- **THE REQUEST**: Identify the lines that contain the string "name" and copy all of them.

- **SUPPLIED DATA**:
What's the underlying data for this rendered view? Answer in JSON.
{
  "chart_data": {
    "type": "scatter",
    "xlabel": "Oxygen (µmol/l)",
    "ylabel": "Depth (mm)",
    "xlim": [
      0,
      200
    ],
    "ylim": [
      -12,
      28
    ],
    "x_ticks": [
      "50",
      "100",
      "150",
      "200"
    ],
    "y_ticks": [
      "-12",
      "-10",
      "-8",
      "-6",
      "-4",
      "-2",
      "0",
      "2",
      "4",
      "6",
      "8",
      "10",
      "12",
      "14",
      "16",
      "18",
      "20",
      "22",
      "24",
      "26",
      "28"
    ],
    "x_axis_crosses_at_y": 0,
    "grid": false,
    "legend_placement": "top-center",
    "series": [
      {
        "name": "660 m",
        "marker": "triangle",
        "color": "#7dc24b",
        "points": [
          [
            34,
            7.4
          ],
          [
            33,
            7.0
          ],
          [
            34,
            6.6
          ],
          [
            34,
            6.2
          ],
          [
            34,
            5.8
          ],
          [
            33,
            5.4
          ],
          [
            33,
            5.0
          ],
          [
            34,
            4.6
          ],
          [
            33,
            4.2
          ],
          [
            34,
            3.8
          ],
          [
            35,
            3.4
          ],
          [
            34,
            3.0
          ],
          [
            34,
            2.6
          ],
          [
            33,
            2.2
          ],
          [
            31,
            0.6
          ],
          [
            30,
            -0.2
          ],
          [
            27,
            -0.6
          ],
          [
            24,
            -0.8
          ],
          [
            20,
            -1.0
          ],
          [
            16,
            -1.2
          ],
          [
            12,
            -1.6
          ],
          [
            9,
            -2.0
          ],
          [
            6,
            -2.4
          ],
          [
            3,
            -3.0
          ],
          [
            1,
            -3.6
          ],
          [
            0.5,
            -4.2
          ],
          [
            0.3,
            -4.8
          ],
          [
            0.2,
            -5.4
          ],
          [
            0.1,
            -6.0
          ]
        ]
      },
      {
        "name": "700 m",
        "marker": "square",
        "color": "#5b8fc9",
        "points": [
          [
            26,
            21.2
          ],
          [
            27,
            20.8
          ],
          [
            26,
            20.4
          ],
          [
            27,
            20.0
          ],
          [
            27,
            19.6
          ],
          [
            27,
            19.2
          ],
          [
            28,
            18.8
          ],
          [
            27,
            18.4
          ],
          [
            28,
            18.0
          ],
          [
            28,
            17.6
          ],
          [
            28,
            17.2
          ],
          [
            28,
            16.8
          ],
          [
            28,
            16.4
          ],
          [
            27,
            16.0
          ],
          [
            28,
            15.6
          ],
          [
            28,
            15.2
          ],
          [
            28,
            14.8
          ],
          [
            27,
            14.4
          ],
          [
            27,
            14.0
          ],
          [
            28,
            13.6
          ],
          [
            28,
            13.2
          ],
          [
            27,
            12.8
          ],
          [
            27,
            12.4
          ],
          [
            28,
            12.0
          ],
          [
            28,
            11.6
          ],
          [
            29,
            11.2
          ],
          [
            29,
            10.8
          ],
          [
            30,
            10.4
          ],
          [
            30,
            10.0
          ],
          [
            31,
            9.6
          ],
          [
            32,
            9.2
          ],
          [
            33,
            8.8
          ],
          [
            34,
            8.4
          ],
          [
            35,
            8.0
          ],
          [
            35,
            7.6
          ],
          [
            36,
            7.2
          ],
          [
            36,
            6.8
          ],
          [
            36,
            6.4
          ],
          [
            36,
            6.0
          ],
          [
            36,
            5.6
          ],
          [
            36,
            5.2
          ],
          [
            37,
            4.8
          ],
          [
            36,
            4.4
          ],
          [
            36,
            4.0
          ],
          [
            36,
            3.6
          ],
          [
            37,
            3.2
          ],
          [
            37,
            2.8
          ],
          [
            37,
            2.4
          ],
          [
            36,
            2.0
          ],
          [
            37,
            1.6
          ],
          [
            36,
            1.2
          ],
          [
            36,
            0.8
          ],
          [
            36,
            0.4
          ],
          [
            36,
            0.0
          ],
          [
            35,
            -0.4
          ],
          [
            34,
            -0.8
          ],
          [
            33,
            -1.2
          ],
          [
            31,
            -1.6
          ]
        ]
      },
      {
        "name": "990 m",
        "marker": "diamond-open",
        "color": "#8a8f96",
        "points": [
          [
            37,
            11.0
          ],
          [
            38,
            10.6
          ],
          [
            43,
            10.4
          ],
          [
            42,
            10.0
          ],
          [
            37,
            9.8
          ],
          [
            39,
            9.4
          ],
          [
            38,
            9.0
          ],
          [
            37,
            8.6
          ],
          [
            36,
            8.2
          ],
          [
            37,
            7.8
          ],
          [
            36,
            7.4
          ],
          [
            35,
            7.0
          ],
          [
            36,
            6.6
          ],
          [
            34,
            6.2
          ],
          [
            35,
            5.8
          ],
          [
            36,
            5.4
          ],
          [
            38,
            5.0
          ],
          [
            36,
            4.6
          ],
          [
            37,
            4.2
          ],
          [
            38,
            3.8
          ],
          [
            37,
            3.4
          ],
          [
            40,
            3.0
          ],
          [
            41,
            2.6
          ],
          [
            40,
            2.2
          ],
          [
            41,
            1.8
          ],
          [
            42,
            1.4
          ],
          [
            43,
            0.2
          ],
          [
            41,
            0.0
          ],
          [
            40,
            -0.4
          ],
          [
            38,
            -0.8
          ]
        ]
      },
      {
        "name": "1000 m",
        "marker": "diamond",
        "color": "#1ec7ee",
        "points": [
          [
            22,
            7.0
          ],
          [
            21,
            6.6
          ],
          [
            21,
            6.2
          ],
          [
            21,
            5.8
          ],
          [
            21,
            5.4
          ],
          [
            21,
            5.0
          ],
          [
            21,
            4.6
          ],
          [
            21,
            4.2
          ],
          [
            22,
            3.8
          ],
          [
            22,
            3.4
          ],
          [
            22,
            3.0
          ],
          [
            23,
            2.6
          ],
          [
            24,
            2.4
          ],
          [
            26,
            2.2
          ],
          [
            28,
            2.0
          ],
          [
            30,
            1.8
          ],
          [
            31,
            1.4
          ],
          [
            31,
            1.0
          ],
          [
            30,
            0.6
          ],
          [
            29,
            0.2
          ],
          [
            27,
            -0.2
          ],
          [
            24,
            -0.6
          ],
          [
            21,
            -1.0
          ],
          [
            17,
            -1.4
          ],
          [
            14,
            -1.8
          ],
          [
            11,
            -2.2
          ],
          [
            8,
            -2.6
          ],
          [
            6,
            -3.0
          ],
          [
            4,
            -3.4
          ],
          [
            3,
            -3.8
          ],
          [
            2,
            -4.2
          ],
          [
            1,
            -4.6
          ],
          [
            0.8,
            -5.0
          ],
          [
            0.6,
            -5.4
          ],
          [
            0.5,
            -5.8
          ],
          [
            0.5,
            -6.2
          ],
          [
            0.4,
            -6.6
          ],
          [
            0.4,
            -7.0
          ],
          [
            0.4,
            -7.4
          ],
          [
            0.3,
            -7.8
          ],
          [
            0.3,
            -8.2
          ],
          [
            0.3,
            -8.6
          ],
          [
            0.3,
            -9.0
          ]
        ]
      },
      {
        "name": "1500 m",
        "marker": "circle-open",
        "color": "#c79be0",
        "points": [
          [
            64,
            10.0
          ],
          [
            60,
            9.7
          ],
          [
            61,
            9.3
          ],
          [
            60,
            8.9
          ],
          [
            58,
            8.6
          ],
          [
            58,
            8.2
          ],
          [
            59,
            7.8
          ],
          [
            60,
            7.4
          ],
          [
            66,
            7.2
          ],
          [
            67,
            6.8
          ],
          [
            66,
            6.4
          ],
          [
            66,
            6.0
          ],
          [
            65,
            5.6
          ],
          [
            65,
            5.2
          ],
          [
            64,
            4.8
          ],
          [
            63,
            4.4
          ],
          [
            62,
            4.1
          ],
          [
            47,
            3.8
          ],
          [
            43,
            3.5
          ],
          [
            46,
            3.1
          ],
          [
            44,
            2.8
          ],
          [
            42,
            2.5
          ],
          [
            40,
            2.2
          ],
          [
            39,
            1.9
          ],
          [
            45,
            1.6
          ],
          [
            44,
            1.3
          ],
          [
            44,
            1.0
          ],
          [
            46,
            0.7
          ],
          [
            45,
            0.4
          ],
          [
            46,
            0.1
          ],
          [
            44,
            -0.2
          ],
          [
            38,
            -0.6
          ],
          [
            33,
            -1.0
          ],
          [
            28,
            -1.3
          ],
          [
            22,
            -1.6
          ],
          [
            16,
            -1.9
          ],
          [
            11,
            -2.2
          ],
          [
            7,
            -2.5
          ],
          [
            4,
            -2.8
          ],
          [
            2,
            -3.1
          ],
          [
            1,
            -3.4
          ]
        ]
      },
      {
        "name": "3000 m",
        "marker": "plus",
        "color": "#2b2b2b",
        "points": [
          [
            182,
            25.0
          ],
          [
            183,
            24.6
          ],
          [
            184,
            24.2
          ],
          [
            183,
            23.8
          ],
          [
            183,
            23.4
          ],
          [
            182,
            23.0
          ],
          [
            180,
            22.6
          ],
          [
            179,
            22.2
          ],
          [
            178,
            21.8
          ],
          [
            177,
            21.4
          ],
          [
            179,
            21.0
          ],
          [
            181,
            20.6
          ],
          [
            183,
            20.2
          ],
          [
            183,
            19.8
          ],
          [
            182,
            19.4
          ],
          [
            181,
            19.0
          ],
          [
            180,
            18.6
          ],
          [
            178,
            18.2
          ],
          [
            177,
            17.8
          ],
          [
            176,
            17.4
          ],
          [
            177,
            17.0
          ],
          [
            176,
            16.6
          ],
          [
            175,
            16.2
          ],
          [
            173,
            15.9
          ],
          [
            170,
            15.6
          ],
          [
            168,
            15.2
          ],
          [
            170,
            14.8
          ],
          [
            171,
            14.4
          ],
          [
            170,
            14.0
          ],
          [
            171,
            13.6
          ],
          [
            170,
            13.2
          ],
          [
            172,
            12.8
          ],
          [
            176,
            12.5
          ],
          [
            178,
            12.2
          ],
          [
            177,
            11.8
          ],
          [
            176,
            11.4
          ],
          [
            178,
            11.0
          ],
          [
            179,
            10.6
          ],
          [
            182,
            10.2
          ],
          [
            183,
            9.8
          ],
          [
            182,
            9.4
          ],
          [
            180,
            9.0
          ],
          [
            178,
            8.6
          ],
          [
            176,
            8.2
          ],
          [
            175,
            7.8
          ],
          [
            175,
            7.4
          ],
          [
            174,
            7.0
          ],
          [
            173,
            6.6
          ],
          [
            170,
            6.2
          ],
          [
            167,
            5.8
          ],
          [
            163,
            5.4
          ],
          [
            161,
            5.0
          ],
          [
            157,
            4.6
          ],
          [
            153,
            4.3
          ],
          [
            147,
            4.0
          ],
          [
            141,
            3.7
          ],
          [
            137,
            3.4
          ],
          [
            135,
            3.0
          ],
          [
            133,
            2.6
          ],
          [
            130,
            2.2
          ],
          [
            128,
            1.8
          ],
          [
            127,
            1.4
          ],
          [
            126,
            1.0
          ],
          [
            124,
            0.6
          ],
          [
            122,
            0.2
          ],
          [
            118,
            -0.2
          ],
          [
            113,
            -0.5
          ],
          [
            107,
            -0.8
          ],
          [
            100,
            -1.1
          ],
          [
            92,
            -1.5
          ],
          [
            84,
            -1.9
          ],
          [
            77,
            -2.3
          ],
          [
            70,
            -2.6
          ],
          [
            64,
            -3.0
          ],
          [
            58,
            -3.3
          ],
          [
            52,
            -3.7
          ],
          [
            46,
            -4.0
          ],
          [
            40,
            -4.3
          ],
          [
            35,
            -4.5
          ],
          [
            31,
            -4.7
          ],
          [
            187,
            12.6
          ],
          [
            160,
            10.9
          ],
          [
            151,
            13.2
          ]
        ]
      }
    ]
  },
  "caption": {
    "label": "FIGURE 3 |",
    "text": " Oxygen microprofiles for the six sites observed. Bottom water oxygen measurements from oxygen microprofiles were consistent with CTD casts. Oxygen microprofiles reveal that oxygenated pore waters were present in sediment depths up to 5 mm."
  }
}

- **REPLY TO THE EXERCISE**:
        "name": "660 m",
        "name": "700 m",
        "name": "990 m",
        "name": "1000 m",
        "name": "1500 m",
        "name": "3000 m",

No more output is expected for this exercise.